▶ **PROBLEM TO SOLVE**: Transcribe each line of the records below exactly, excluding any embedded images.

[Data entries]
>>>

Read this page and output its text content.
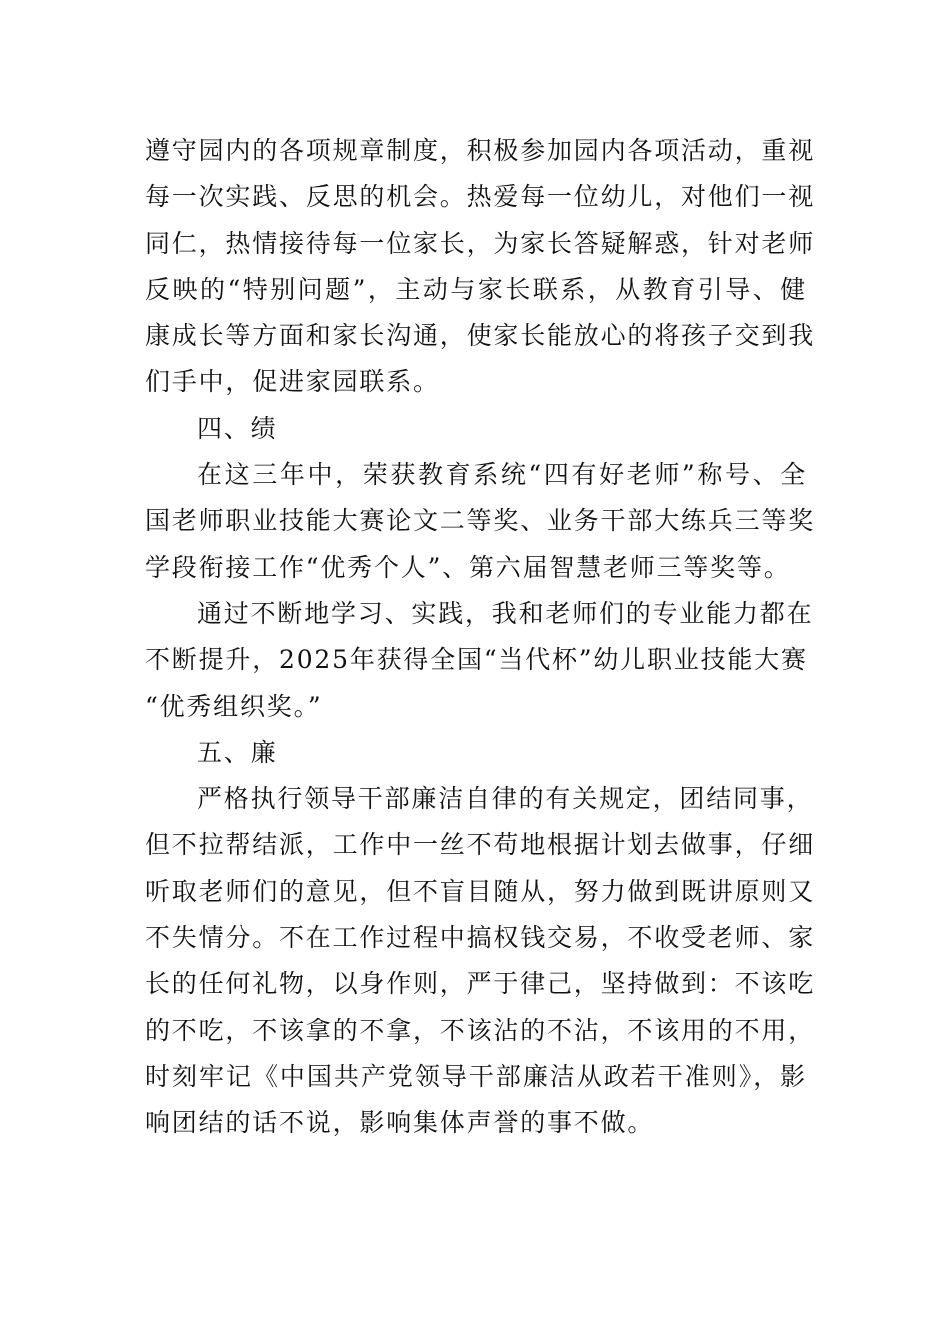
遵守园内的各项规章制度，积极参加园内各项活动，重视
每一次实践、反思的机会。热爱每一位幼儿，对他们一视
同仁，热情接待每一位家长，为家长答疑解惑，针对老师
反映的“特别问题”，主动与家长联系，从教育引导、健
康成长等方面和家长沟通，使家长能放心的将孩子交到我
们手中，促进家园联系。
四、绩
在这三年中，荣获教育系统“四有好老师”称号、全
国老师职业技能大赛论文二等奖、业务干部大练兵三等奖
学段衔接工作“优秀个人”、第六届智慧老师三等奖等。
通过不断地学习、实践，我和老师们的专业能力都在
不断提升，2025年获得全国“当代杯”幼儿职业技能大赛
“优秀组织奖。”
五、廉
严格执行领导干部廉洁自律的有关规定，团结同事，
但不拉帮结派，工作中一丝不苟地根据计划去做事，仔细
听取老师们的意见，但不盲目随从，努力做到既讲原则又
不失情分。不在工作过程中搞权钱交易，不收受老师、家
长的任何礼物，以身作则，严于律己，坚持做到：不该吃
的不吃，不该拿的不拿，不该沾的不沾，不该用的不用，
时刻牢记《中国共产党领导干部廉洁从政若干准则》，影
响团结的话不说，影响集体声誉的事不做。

<<<

▶ **CORRECT RESPONSE**:
Read this page and output its text content.
遵守园内的各项规章制度，积极参加园内各项活动，重视
每一次实践、反思的机会。热爱每一位幼儿，对他们一视
同仁，热情接待每一位家长，为家长答疑解惑，针对老师
反映的“特别问题”，主动与家长联系，从教育引导、健
康成长等方面和家长沟通，使家长能放心的将孩子交到我
们手中，促进家园联系。
四、绩
在这三年中，荣获教育系统“四有好老师”称号、全
国老师职业技能大赛论文二等奖、业务干部大练兵三等奖
学段衔接工作“优秀个人”、第六届智慧老师三等奖等。
通过不断地学习、实践，我和老师们的专业能力都在
不断提升，2025年获得全国“当代杯”幼儿职业技能大赛
“优秀组织奖。”
五、廉
严格执行领导干部廉洁自律的有关规定，团结同事，
但不拉帮结派，工作中一丝不苟地根据计划去做事，仔细
听取老师们的意见，但不盲目随从，努力做到既讲原则又
不失情分。不在工作过程中搞权钱交易，不收受老师、家
长的任何礼物，以身作则，严于律己，坚持做到：不该吃
的不吃，不该拿的不拿，不该沾的不沾，不该用的不用，
时刻牢记《中国共产党领导干部廉洁从政若干准则》，影
响团结的话不说，影响集体声誉的事不做。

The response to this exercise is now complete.